::: Provided information

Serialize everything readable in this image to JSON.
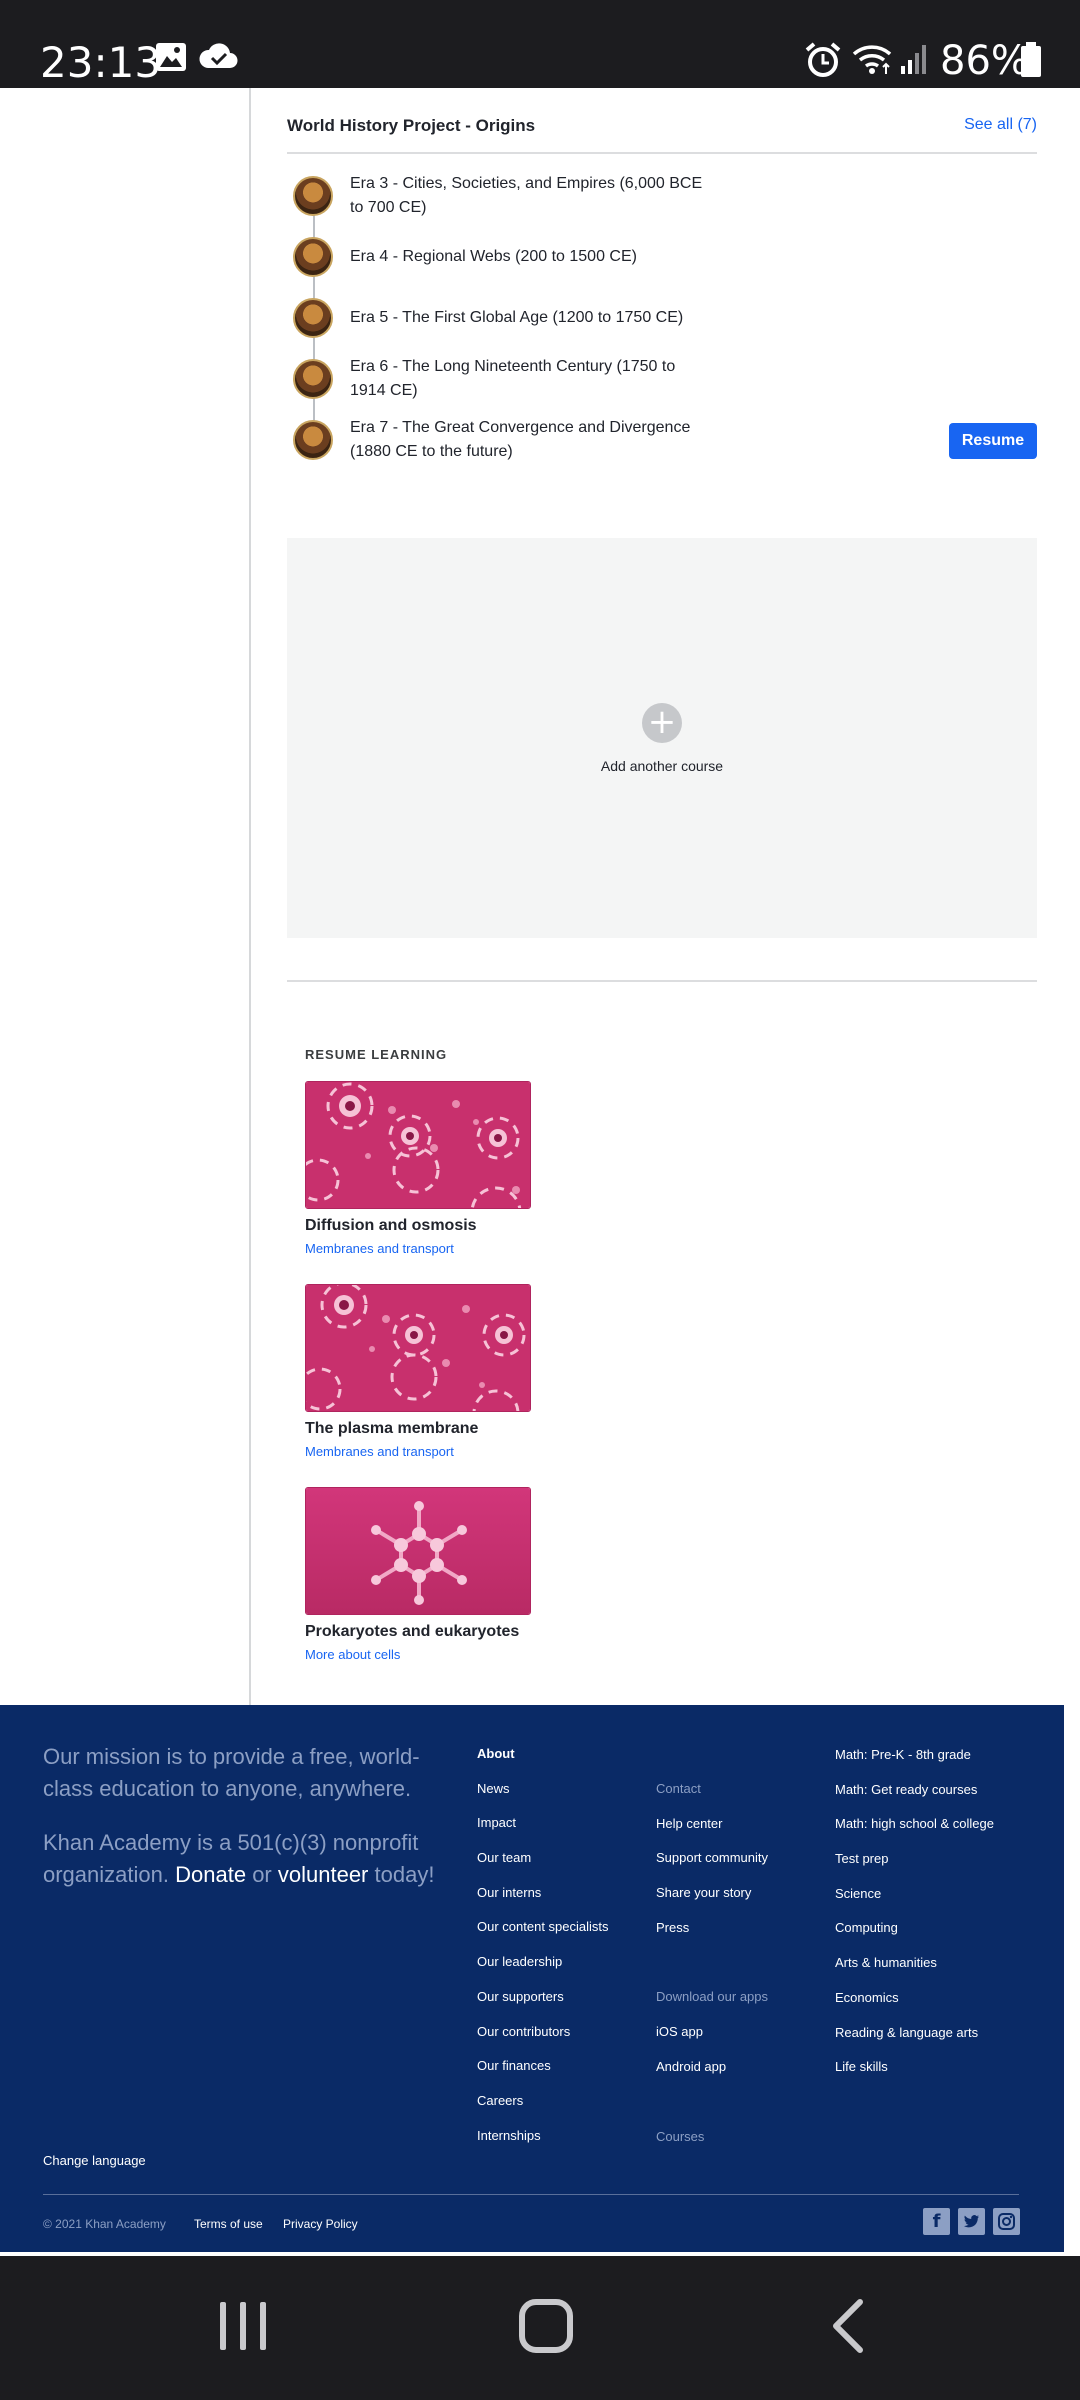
{
  "status_bar": {
    "time": "23:13",
    "battery": "86%"
  },
  "course": {
    "title": "World History Project - Origins",
    "see_all": "See all (7)",
    "eras": [
      {
        "label": "Era 3 - Cities, Societies, and Empires (6,000 BCE to 700 CE)"
      },
      {
        "label": "Era 4 - Regional Webs (200 to 1500 CE)"
      },
      {
        "label": "Era 5 - The First Global Age (1200 to 1750 CE)"
      },
      {
        "label": "Era 6 - The Long Nineteenth Century (1750 to 1914 CE)"
      },
      {
        "label": "Era 7 - The Great Convergence and Divergence (1880 CE to the future)"
      }
    ],
    "resume_label": "Resume"
  },
  "add_course": {
    "label": "Add another course"
  },
  "resume_learning": {
    "heading": "RESUME LEARNING",
    "cards": [
      {
        "title": "Diffusion and osmosis",
        "subtitle": "Membranes and transport"
      },
      {
        "title": "The plasma membrane",
        "subtitle": "Membranes and transport"
      },
      {
        "title": "Prokaryotes and eukaryotes",
        "subtitle": "More about cells"
      }
    ]
  },
  "footer": {
    "mission": "Our mission is to provide a free, world-class education to anyone, anywhere.",
    "nonprofit_pre": "Khan Academy is a 501(c)(3) nonprofit organization.",
    "donate": "Donate",
    "or": "or",
    "volunteer": "volunteer",
    "today": "today!",
    "about": {
      "heading": "About",
      "items": [
        "News",
        "Impact",
        "Our team",
        "Our interns",
        "Our content specialists",
        "Our leadership",
        "Our supporters",
        "Our contributors",
        "Our finances",
        "Careers",
        "Internships"
      ]
    },
    "contact": {
      "heading": "Contact",
      "items": [
        "Help center",
        "Support community",
        "Share your story",
        "Press"
      ]
    },
    "apps": {
      "heading": "Download our apps",
      "items": [
        "iOS app",
        "Android app"
      ]
    },
    "courses_heading": "Courses",
    "subjects": [
      "Math: Pre-K - 8th grade",
      "Math: Get ready courses",
      "Math: high school & college",
      "Test prep",
      "Science",
      "Computing",
      "Arts & humanities",
      "Economics",
      "Reading & language arts",
      "Life skills"
    ],
    "change_language": "Change language",
    "copyright": "© 2021 Khan Academy",
    "terms": "Terms of use",
    "privacy": "Privacy Policy"
  }
}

::::::

Problem requirements
Please copy every entry exactly, without the pictures.

Finished exercise
Serialize everything readable in this image to JSON.
{
  "status_bar": {
    "time": "23:13",
    "battery": "86%"
  },
  "course": {
    "title": "World History Project - Origins",
    "see_all": "See all (7)",
    "eras": [
      {
        "label": "Era 3 - Cities, Societies, and Empires (6,000 BCE to 700 CE)"
      },
      {
        "label": "Era 4 - Regional Webs (200 to 1500 CE)"
      },
      {
        "label": "Era 5 - The First Global Age (1200 to 1750 CE)"
      },
      {
        "label": "Era 6 - The Long Nineteenth Century (1750 to 1914 CE)"
      },
      {
        "label": "Era 7 - The Great Convergence and Divergence (1880 CE to the future)"
      }
    ],
    "resume_label": "Resume"
  },
  "add_course": {
    "label": "Add another course"
  },
  "resume_learning": {
    "heading": "RESUME LEARNING",
    "cards": [
      {
        "title": "Diffusion and osmosis",
        "subtitle": "Membranes and transport"
      },
      {
        "title": "The plasma membrane",
        "subtitle": "Membranes and transport"
      },
      {
        "title": "Prokaryotes and eukaryotes",
        "subtitle": "More about cells"
      }
    ]
  },
  "footer": {
    "mission": "Our mission is to provide a free, world-class education to anyone, anywhere.",
    "nonprofit_pre": "Khan Academy is a 501(c)(3) nonprofit organization.",
    "donate": "Donate",
    "or": "or",
    "volunteer": "volunteer",
    "today": "today!",
    "about": {
      "heading": "About",
      "items": [
        "News",
        "Impact",
        "Our team",
        "Our interns",
        "Our content specialists",
        "Our leadership",
        "Our supporters",
        "Our contributors",
        "Our finances",
        "Careers",
        "Internships"
      ]
    },
    "contact": {
      "heading": "Contact",
      "items": [
        "Help center",
        "Support community",
        "Share your story",
        "Press"
      ]
    },
    "apps": {
      "heading": "Download our apps",
      "items": [
        "iOS app",
        "Android app"
      ]
    },
    "courses_heading": "Courses",
    "subjects": [
      "Math: Pre-K - 8th grade",
      "Math: Get ready courses",
      "Math: high school & college",
      "Test prep",
      "Science",
      "Computing",
      "Arts & humanities",
      "Economics",
      "Reading & language arts",
      "Life skills"
    ],
    "change_language": "Change language",
    "copyright": "© 2021 Khan Academy",
    "terms": "Terms of use",
    "privacy": "Privacy Policy"
  }
}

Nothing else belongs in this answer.